**WHAT THE TASK REQUIRES**. Return the material word for word. Do not include the pictures.

**THE RECORDS**.
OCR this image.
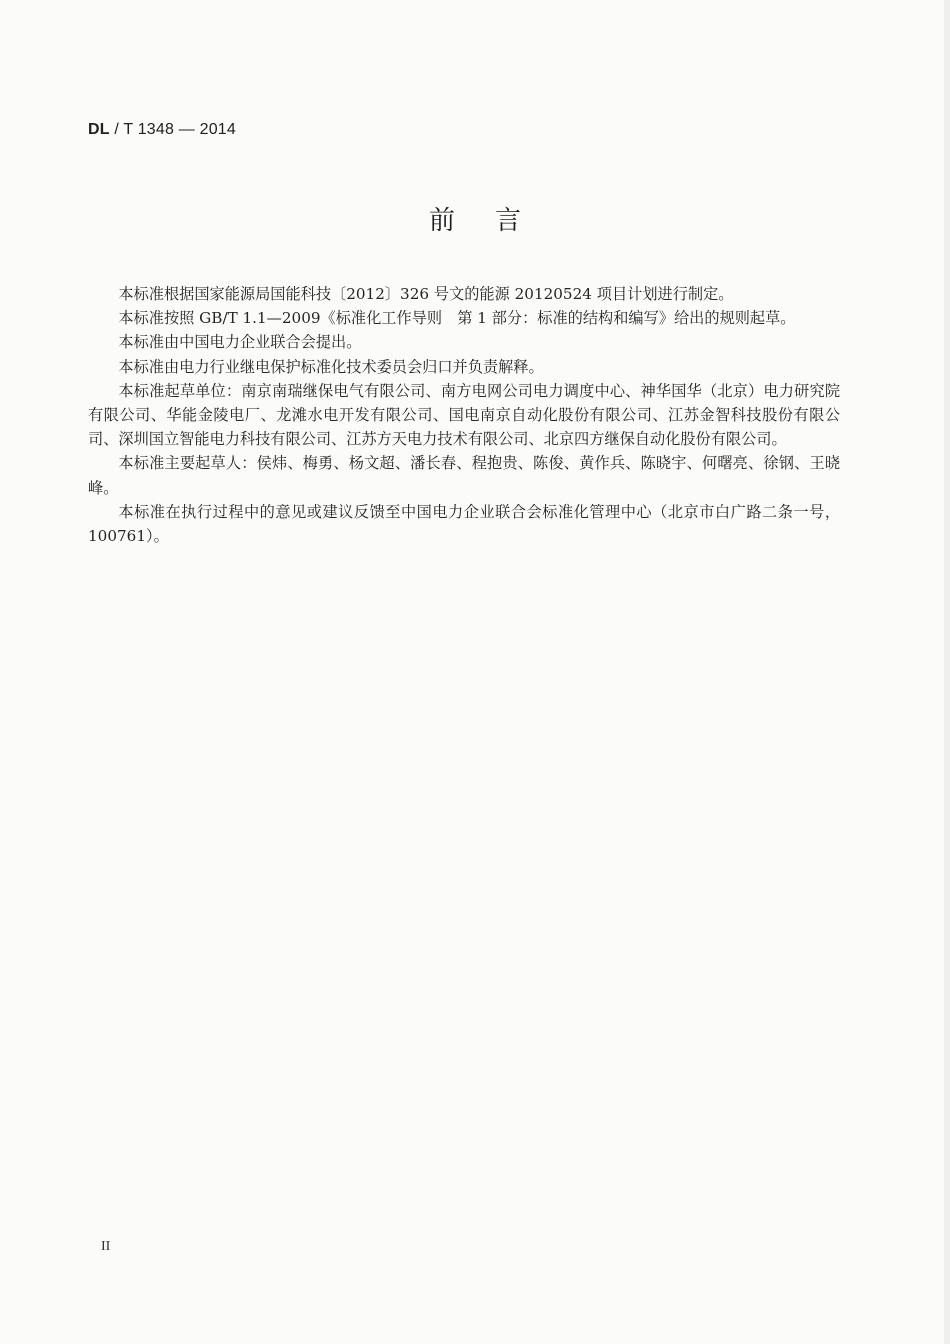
DL / T 1348 — 2014
前言

本标准根据国家能源局国能科技〔2012〕326 号文的能源 20120524 项目计划进行制定。

本标准按照 GB/T 1.1—2009《标准化工作导则　第 1 部分：标准的结构和编写》给出的规则起草。

本标准由中国电力企业联合会提出。

本标准由电力行业继电保护标准化技术委员会归口并负责解释。

本标准起草单位：南京南瑞继保电气有限公司、南方电网公司电力调度中心、神华国华（北京）电力研究院有限公司、华能金陵电厂、龙滩水电开发有限公司、国电南京自动化股份有限公司、江苏金智科技股份有限公司、深圳国立智能电力科技有限公司、江苏方天电力技术有限公司、北京四方继保自动化股份有限公司。

本标准主要起草人：侯炜、梅勇、杨文超、潘长春、程抱贵、陈俊、黄作兵、陈晓宇、何曙亮、徐钢、王晓峰。

本标准在执行过程中的意见或建议反馈至中国电力企业联合会标准化管理中心（北京市白广路二条一号，100761）。

II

**FULL SOLUTION**.
OCR this image.
DL / T 1348 — 2014
前言

本标准根据国家能源局国能科技〔2012〕326 号文的能源 20120524 项目计划进行制定。

本标准按照 GB/T 1.1—2009《标准化工作导则　第 1 部分：标准的结构和编写》给出的规则起草。

本标准由中国电力企业联合会提出。

本标准由电力行业继电保护标准化技术委员会归口并负责解释。

本标准起草单位：南京南瑞继保电气有限公司、南方电网公司电力调度中心、神华国华（北京）电力研究院有限公司、华能金陵电厂、龙滩水电开发有限公司、国电南京自动化股份有限公司、江苏金智科技股份有限公司、深圳国立智能电力科技有限公司、江苏方天电力技术有限公司、北京四方继保自动化股份有限公司。

本标准主要起草人：侯炜、梅勇、杨文超、潘长春、程抱贵、陈俊、黄作兵、陈晓宇、何曙亮、徐钢、王晓峰。

本标准在执行过程中的意见或建议反馈至中国电力企业联合会标准化管理中心（北京市白广路二条一号，100761）。

II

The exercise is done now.